> Problem description
Identify the lines bearing the string "הישארו" and gather them.
——————
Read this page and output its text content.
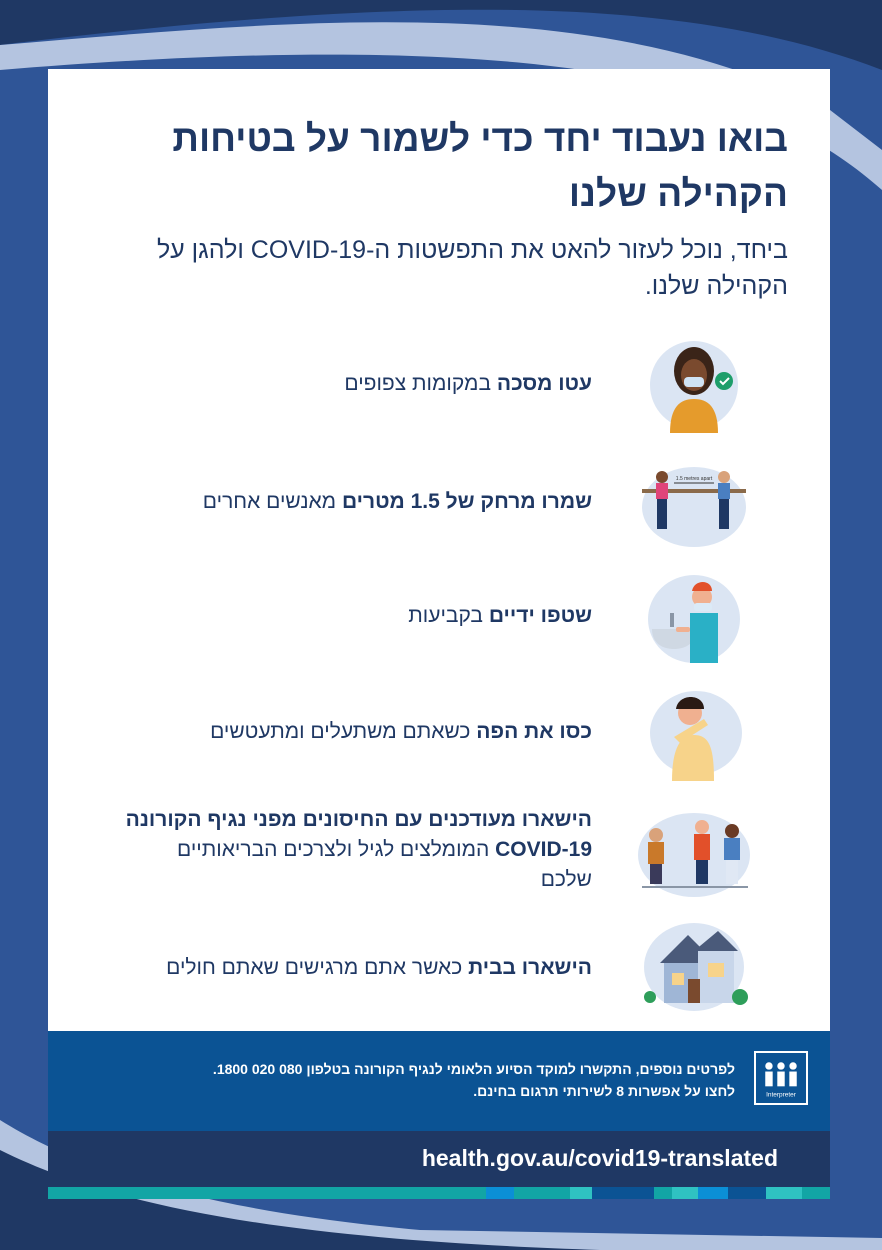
בואו נעבוד יחד כדי לשמור על בטיחות הקהילה שלנו

ביחד, נוכל לעזור להאט את התפשטות ה-COVID-19 ולהגן על הקהילה שלנו.

עטו מסכה במקומות צפופים
1.5 metres apart
שמרו מרחק של 1.5 מטרים מאנשים אחרים
שטפו ידיים בקביעות
כסו את הפה כשאתם משתעלים ומתעטשים
הישארו מעודכנים עם החיסונים מפני נגיף הקורונה COVID-19 המומלצים לגיל ולצרכים הבריאותיים שלכם
הישארו בבית כאשר אתם מרגישים שאתם חולים
Interpreter
לפרטים נוספים, התקשרו למוקד הסיוע הלאומי לנגיף הקורונה בטלפון 080 020 1800.
לחצו על אפשרות 8 לשירותי תרגום בחינם.
health.gov.au/covid19-translated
——————
> Expected answer
הישארו מעודכנים עם החיסונים מפני נגיף הקורונה COVID-19 המומלצים לגיל ולצרכים הבריאותיים שלכם
הישארו בבית כאשר אתם מרגישים שאתם חולים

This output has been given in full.